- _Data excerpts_

>>

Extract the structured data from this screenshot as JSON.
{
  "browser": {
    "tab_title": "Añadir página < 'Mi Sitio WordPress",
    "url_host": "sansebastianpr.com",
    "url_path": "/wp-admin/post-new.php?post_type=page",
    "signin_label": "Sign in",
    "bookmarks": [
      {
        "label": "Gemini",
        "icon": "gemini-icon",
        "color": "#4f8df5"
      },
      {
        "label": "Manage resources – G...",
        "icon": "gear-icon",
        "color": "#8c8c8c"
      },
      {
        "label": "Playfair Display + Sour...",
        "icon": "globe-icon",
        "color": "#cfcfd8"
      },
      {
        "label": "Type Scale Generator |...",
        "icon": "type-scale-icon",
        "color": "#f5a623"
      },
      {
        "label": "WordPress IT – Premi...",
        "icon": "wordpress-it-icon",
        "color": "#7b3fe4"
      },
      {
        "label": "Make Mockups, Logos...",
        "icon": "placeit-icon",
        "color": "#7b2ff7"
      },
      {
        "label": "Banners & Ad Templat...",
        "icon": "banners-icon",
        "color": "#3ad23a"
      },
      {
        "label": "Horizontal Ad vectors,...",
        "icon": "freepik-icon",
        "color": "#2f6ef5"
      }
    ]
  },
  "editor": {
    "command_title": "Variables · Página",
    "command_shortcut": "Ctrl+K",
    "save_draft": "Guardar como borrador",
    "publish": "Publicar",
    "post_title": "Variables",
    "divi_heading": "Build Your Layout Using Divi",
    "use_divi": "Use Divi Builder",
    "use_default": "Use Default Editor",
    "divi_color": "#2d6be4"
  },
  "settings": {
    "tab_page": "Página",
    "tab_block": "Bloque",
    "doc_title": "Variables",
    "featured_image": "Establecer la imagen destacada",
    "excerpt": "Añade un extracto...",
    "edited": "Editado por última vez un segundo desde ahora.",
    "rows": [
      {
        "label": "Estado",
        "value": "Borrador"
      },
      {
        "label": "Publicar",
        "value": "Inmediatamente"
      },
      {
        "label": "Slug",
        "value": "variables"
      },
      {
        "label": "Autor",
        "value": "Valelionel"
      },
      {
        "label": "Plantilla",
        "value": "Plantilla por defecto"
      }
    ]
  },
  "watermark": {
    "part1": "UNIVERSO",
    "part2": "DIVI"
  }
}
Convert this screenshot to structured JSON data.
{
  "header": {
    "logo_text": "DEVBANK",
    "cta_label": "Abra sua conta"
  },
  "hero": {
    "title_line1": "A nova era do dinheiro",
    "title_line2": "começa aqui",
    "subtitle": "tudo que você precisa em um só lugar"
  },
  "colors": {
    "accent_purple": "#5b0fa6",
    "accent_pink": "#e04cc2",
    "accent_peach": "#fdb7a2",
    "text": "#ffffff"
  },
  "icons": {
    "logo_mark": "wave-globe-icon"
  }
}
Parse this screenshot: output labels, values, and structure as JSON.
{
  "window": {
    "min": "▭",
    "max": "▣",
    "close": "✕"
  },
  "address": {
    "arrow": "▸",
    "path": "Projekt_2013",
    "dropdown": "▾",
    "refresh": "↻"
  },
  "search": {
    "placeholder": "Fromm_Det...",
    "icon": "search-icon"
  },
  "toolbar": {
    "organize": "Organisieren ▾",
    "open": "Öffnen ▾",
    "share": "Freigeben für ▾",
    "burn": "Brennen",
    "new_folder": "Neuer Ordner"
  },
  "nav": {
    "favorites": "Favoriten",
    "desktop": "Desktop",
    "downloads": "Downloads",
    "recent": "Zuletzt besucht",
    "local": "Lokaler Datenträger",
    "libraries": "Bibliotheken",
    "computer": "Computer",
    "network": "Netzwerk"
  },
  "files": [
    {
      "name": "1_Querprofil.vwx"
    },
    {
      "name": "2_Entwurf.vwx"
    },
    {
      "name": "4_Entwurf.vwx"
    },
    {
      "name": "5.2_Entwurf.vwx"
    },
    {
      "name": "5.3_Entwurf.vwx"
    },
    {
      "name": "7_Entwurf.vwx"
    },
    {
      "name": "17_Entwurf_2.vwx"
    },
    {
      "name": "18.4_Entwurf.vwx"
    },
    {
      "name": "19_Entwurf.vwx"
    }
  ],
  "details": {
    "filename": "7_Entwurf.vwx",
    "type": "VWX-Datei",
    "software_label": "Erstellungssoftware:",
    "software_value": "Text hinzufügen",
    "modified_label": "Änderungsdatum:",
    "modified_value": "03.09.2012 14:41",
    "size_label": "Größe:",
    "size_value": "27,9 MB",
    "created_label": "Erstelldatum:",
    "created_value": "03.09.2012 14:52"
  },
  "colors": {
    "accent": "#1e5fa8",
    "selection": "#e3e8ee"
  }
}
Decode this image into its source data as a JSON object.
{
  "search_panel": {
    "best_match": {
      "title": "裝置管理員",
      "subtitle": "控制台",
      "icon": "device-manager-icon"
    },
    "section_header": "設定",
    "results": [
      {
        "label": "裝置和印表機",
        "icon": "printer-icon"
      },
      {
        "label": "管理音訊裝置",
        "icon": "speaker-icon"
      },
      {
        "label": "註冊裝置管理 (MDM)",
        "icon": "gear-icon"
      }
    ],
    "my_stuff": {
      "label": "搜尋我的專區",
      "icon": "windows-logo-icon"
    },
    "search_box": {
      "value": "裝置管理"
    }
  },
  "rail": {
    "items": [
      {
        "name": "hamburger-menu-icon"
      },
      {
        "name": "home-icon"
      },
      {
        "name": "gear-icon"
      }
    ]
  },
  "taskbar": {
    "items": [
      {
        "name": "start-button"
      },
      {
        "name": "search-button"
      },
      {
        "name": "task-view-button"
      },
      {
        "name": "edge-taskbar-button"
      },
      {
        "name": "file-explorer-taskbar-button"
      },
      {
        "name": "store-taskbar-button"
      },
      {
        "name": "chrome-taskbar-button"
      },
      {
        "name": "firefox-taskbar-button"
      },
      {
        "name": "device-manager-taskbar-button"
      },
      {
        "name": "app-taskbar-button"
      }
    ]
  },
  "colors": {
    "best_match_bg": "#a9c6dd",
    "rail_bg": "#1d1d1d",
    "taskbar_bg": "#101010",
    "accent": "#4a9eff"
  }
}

<<

Each entry above is to be printed again exactly.

Extract the structured data from this screenshot as JSON.
{
  "browser": {
    "tab_title": "Añadir página < 'Mi Sitio WordPress",
    "url_host": "sansebastianpr.com",
    "url_path": "/wp-admin/post-new.php?post_type=page",
    "signin_label": "Sign in",
    "bookmarks": [
      {
        "label": "Gemini",
        "icon": "gemini-icon",
        "color": "#4f8df5"
      },
      {
        "label": "Manage resources – G...",
        "icon": "gear-icon",
        "color": "#8c8c8c"
      },
      {
        "label": "Playfair Display + Sour...",
        "icon": "globe-icon",
        "color": "#cfcfd8"
      },
      {
        "label": "Type Scale Generator |...",
        "icon": "type-scale-icon",
        "color": "#f5a623"
      },
      {
        "label": "WordPress IT – Premi...",
        "icon": "wordpress-it-icon",
        "color": "#7b3fe4"
      },
      {
        "label": "Make Mockups, Logos...",
        "icon": "placeit-icon",
        "color": "#7b2ff7"
      },
      {
        "label": "Banners & Ad Templat...",
        "icon": "banners-icon",
        "color": "#3ad23a"
      },
      {
        "label": "Horizontal Ad vectors,...",
        "icon": "freepik-icon",
        "color": "#2f6ef5"
      }
    ]
  },
  "editor": {
    "command_title": "Variables · Página",
    "command_shortcut": "Ctrl+K",
    "save_draft": "Guardar como borrador",
    "publish": "Publicar",
    "post_title": "Variables",
    "divi_heading": "Build Your Layout Using Divi",
    "use_divi": "Use Divi Builder",
    "use_default": "Use Default Editor",
    "divi_color": "#2d6be4"
  },
  "settings": {
    "tab_page": "Página",
    "tab_block": "Bloque",
    "doc_title": "Variables",
    "featured_image": "Establecer la imagen destacada",
    "excerpt": "Añade un extracto...",
    "edited": "Editado por última vez un segundo desde ahora.",
    "rows": [
      {
        "label": "Estado",
        "value": "Borrador"
      },
      {
        "label": "Publicar",
        "value": "Inmediatamente"
      },
      {
        "label": "Slug",
        "value": "variables"
      },
      {
        "label": "Autor",
        "value": "Valelionel"
      },
      {
        "label": "Plantilla",
        "value": "Plantilla por defecto"
      }
    ]
  },
  "watermark": {
    "part1": "UNIVERSO",
    "part2": "DIVI"
  }
}
Convert this screenshot to structured JSON data.
{
  "header": {
    "logo_text": "DEVBANK",
    "cta_label": "Abra sua conta"
  },
  "hero": {
    "title_line1": "A nova era do dinheiro",
    "title_line2": "começa aqui",
    "subtitle": "tudo que você precisa em um só lugar"
  },
  "colors": {
    "accent_purple": "#5b0fa6",
    "accent_pink": "#e04cc2",
    "accent_peach": "#fdb7a2",
    "text": "#ffffff"
  },
  "icons": {
    "logo_mark": "wave-globe-icon"
  }
}
Parse this screenshot: output labels, values, and structure as JSON.
{
  "window": {
    "min": "▭",
    "max": "▣",
    "close": "✕"
  },
  "address": {
    "arrow": "▸",
    "path": "Projekt_2013",
    "dropdown": "▾",
    "refresh": "↻"
  },
  "search": {
    "placeholder": "Fromm_Det...",
    "icon": "search-icon"
  },
  "toolbar": {
    "organize": "Organisieren ▾",
    "open": "Öffnen ▾",
    "share": "Freigeben für ▾",
    "burn": "Brennen",
    "new_folder": "Neuer Ordner"
  },
  "nav": {
    "favorites": "Favoriten",
    "desktop": "Desktop",
    "downloads": "Downloads",
    "recent": "Zuletzt besucht",
    "local": "Lokaler Datenträger",
    "libraries": "Bibliotheken",
    "computer": "Computer",
    "network": "Netzwerk"
  },
  "files": [
    {
      "name": "1_Querprofil.vwx"
    },
    {
      "name": "2_Entwurf.vwx"
    },
    {
      "name": "4_Entwurf.vwx"
    },
    {
      "name": "5.2_Entwurf.vwx"
    },
    {
      "name": "5.3_Entwurf.vwx"
    },
    {
      "name": "7_Entwurf.vwx"
    },
    {
      "name": "17_Entwurf_2.vwx"
    },
    {
      "name": "18.4_Entwurf.vwx"
    },
    {
      "name": "19_Entwurf.vwx"
    }
  ],
  "details": {
    "filename": "7_Entwurf.vwx",
    "type": "VWX-Datei",
    "software_label": "Erstellungssoftware:",
    "software_value": "Text hinzufügen",
    "modified_label": "Änderungsdatum:",
    "modified_value": "03.09.2012 14:41",
    "size_label": "Größe:",
    "size_value": "27,9 MB",
    "created_label": "Erstelldatum:",
    "created_value": "03.09.2012 14:52"
  },
  "colors": {
    "accent": "#1e5fa8",
    "selection": "#e3e8ee"
  }
}
Decode this image into its source data as a JSON object.
{
  "search_panel": {
    "best_match": {
      "title": "裝置管理員",
      "subtitle": "控制台",
      "icon": "device-manager-icon"
    },
    "section_header": "設定",
    "results": [
      {
        "label": "裝置和印表機",
        "icon": "printer-icon"
      },
      {
        "label": "管理音訊裝置",
        "icon": "speaker-icon"
      },
      {
        "label": "註冊裝置管理 (MDM)",
        "icon": "gear-icon"
      }
    ],
    "my_stuff": {
      "label": "搜尋我的專區",
      "icon": "windows-logo-icon"
    },
    "search_box": {
      "value": "裝置管理"
    }
  },
  "rail": {
    "items": [
      {
        "name": "hamburger-menu-icon"
      },
      {
        "name": "home-icon"
      },
      {
        "name": "gear-icon"
      }
    ]
  },
  "taskbar": {
    "items": [
      {
        "name": "start-button"
      },
      {
        "name": "search-button"
      },
      {
        "name": "task-view-button"
      },
      {
        "name": "edge-taskbar-button"
      },
      {
        "name": "file-explorer-taskbar-button"
      },
      {
        "name": "store-taskbar-button"
      },
      {
        "name": "chrome-taskbar-button"
      },
      {
        "name": "firefox-taskbar-button"
      },
      {
        "name": "device-manager-taskbar-button"
      },
      {
        "name": "app-taskbar-button"
      }
    ]
  },
  "colors": {
    "best_match_bg": "#a9c6dd",
    "rail_bg": "#1d1d1d",
    "taskbar_bg": "#101010",
    "accent": "#4a9eff"
  }
}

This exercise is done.